Directions for this task:
Go through the listing and pick out each line with the word "Total" in it.

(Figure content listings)

::::::::::

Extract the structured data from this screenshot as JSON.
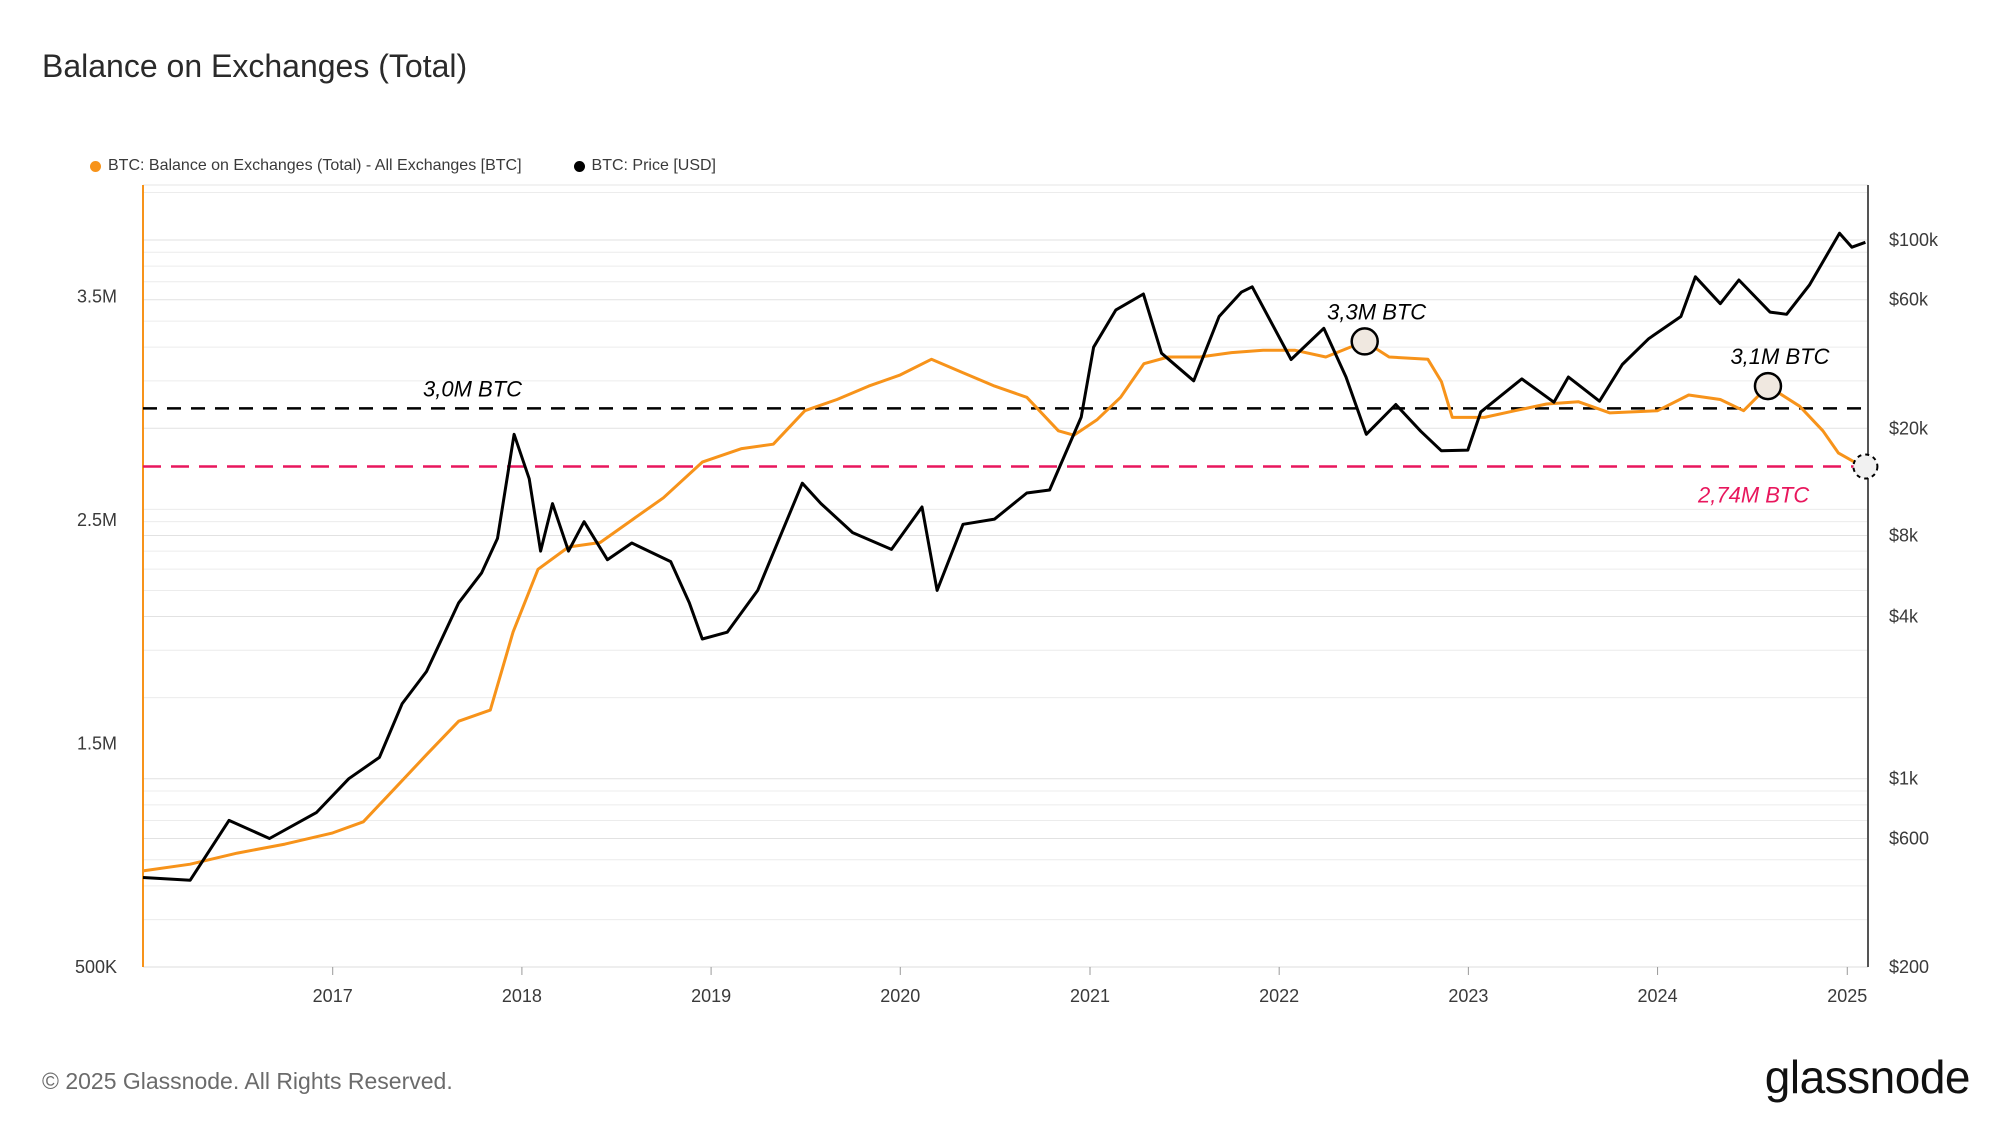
{
  "title": "Balance on Exchanges (Total)",
  "legend": {
    "balance": "BTC: Balance on Exchanges (Total) - All Exchanges [BTC]",
    "price": "BTC: Price [USD]"
  },
  "footer": "© 2025 Glassnode. All Rights Reserved.",
  "logo": "glassnode",
  "colors": {
    "balance": "#f7931a",
    "price": "#000000",
    "low_line": "#e8175d"
  },
  "chart_data": {
    "type": "line",
    "title": "Balance on Exchanges (Total)",
    "x_range": [
      "2016-01-01",
      "2025-02-10"
    ],
    "x_ticks": [
      "2017",
      "2018",
      "2019",
      "2020",
      "2021",
      "2022",
      "2023",
      "2024",
      "2025"
    ],
    "y_left": {
      "range": [
        500000,
        4000000
      ],
      "ticks": [
        500000,
        1500000,
        2500000,
        3500000
      ],
      "tick_labels": [
        "500K",
        "1.5M",
        "2.5M",
        "3.5M"
      ]
    },
    "y_right": {
      "scale": "log",
      "range": [
        200,
        160000
      ],
      "ticks": [
        200,
        600,
        1000,
        4000,
        8000,
        20000,
        60000,
        100000
      ],
      "tick_labels": [
        "$200",
        "$600",
        "$1k",
        "$4k",
        "$8k",
        "$20k",
        "$60k",
        "$100k"
      ]
    },
    "grid": true,
    "legend_position": "top-left",
    "series": [
      {
        "name": "BTC: Balance on Exchanges (Total) - All Exchanges [BTC]",
        "axis": "left",
        "points": [
          [
            "2016-01-01",
            930000
          ],
          [
            "2016-04-01",
            960000
          ],
          [
            "2016-07-01",
            1010000
          ],
          [
            "2016-10-01",
            1050000
          ],
          [
            "2017-01-01",
            1100000
          ],
          [
            "2017-03-01",
            1150000
          ],
          [
            "2017-05-01",
            1300000
          ],
          [
            "2017-07-01",
            1450000
          ],
          [
            "2017-09-01",
            1600000
          ],
          [
            "2017-11-01",
            1650000
          ],
          [
            "2017-12-15",
            2000000
          ],
          [
            "2018-02-01",
            2280000
          ],
          [
            "2018-04-01",
            2380000
          ],
          [
            "2018-06-01",
            2400000
          ],
          [
            "2018-08-01",
            2500000
          ],
          [
            "2018-10-01",
            2600000
          ],
          [
            "2018-12-15",
            2760000
          ],
          [
            "2019-03-01",
            2820000
          ],
          [
            "2019-05-01",
            2840000
          ],
          [
            "2019-07-01",
            2990000
          ],
          [
            "2019-09-01",
            3040000
          ],
          [
            "2019-11-01",
            3100000
          ],
          [
            "2020-01-01",
            3150000
          ],
          [
            "2020-03-01",
            3220000
          ],
          [
            "2020-05-01",
            3160000
          ],
          [
            "2020-07-01",
            3100000
          ],
          [
            "2020-09-01",
            3050000
          ],
          [
            "2020-11-01",
            2900000
          ],
          [
            "2020-12-01",
            2880000
          ],
          [
            "2021-01-15",
            2950000
          ],
          [
            "2021-03-01",
            3050000
          ],
          [
            "2021-04-15",
            3200000
          ],
          [
            "2021-06-01",
            3230000
          ],
          [
            "2021-08-01",
            3230000
          ],
          [
            "2021-10-01",
            3250000
          ],
          [
            "2021-12-01",
            3260000
          ],
          [
            "2022-02-01",
            3260000
          ],
          [
            "2022-04-01",
            3230000
          ],
          [
            "2022-06-15",
            3300000
          ],
          [
            "2022-08-01",
            3230000
          ],
          [
            "2022-10-15",
            3220000
          ],
          [
            "2022-11-10",
            3120000
          ],
          [
            "2022-12-01",
            2960000
          ],
          [
            "2023-02-01",
            2960000
          ],
          [
            "2023-04-01",
            2990000
          ],
          [
            "2023-06-01",
            3020000
          ],
          [
            "2023-08-01",
            3030000
          ],
          [
            "2023-10-01",
            2980000
          ],
          [
            "2024-01-01",
            2990000
          ],
          [
            "2024-03-01",
            3060000
          ],
          [
            "2024-05-01",
            3040000
          ],
          [
            "2024-06-15",
            2990000
          ],
          [
            "2024-08-01",
            3100000
          ],
          [
            "2024-10-01",
            3010000
          ],
          [
            "2024-11-15",
            2900000
          ],
          [
            "2024-12-15",
            2800000
          ],
          [
            "2025-01-15",
            2760000
          ],
          [
            "2025-02-05",
            2740000
          ]
        ]
      },
      {
        "name": "BTC: Price [USD]",
        "axis": "right",
        "points": [
          [
            "2016-01-01",
            430
          ],
          [
            "2016-04-01",
            420
          ],
          [
            "2016-06-15",
            700
          ],
          [
            "2016-09-01",
            600
          ],
          [
            "2016-12-01",
            750
          ],
          [
            "2017-02-01",
            1000
          ],
          [
            "2017-04-01",
            1200
          ],
          [
            "2017-05-15",
            1900
          ],
          [
            "2017-07-01",
            2500
          ],
          [
            "2017-09-01",
            4500
          ],
          [
            "2017-10-15",
            5800
          ],
          [
            "2017-11-15",
            7800
          ],
          [
            "2017-12-17",
            19000
          ],
          [
            "2018-01-15",
            13000
          ],
          [
            "2018-02-06",
            7000
          ],
          [
            "2018-03-01",
            10500
          ],
          [
            "2018-04-01",
            7000
          ],
          [
            "2018-05-01",
            9000
          ],
          [
            "2018-06-15",
            6500
          ],
          [
            "2018-08-01",
            7500
          ],
          [
            "2018-10-15",
            6400
          ],
          [
            "2018-11-20",
            4500
          ],
          [
            "2018-12-15",
            3300
          ],
          [
            "2019-02-01",
            3500
          ],
          [
            "2019-04-01",
            5000
          ],
          [
            "2019-06-26",
            12500
          ],
          [
            "2019-08-01",
            10500
          ],
          [
            "2019-10-01",
            8200
          ],
          [
            "2019-12-15",
            7100
          ],
          [
            "2020-02-12",
            10200
          ],
          [
            "2020-03-12",
            5000
          ],
          [
            "2020-05-01",
            8800
          ],
          [
            "2020-07-01",
            9200
          ],
          [
            "2020-09-01",
            11500
          ],
          [
            "2020-10-15",
            11800
          ],
          [
            "2020-12-15",
            22000
          ],
          [
            "2021-01-08",
            40000
          ],
          [
            "2021-02-20",
            55000
          ],
          [
            "2021-04-14",
            63000
          ],
          [
            "2021-05-19",
            38000
          ],
          [
            "2021-07-20",
            30000
          ],
          [
            "2021-09-07",
            52000
          ],
          [
            "2021-10-20",
            64000
          ],
          [
            "2021-11-10",
            67000
          ],
          [
            "2022-01-24",
            36000
          ],
          [
            "2022-03-28",
            47000
          ],
          [
            "2022-05-10",
            31000
          ],
          [
            "2022-06-18",
            19000
          ],
          [
            "2022-08-14",
            24500
          ],
          [
            "2022-10-01",
            19500
          ],
          [
            "2022-11-10",
            16500
          ],
          [
            "2022-12-31",
            16600
          ],
          [
            "2023-01-25",
            23000
          ],
          [
            "2023-04-14",
            30500
          ],
          [
            "2023-06-15",
            25000
          ],
          [
            "2023-07-13",
            31000
          ],
          [
            "2023-09-11",
            25200
          ],
          [
            "2023-10-25",
            34500
          ],
          [
            "2023-12-15",
            43000
          ],
          [
            "2024-02-15",
            52000
          ],
          [
            "2024-03-14",
            73000
          ],
          [
            "2024-05-01",
            58000
          ],
          [
            "2024-06-06",
            71000
          ],
          [
            "2024-08-05",
            54000
          ],
          [
            "2024-09-06",
            53000
          ],
          [
            "2024-10-20",
            68000
          ],
          [
            "2024-12-17",
            106000
          ],
          [
            "2025-01-10",
            94000
          ],
          [
            "2025-02-05",
            98000
          ]
        ]
      }
    ],
    "reference_lines": [
      {
        "value": 3000000,
        "axis": "left",
        "label": "3,0M BTC",
        "style": "dashed",
        "color": "#000000"
      },
      {
        "value": 2740000,
        "axis": "left",
        "label": "2,74M BTC",
        "style": "dashed",
        "color": "#e8175d"
      }
    ],
    "annotations": [
      {
        "x": "2022-06-15",
        "y": 3300000,
        "label": "3,3M BTC"
      },
      {
        "x": "2024-08-01",
        "y": 3100000,
        "label": "3,1M BTC"
      },
      {
        "x": "2025-02-05",
        "y": 2740000,
        "label": ""
      }
    ]
  }
}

::::::::::

Exercise solution:
  "title": "Balance on Exchanges (Total)",
    "balance": "BTC: Balance on Exchanges (Total) - All Exchanges [BTC]",
    "title": "Balance on Exchanges (Total)",
        "name": "BTC: Balance on Exchanges (Total) - All Exchanges [BTC]",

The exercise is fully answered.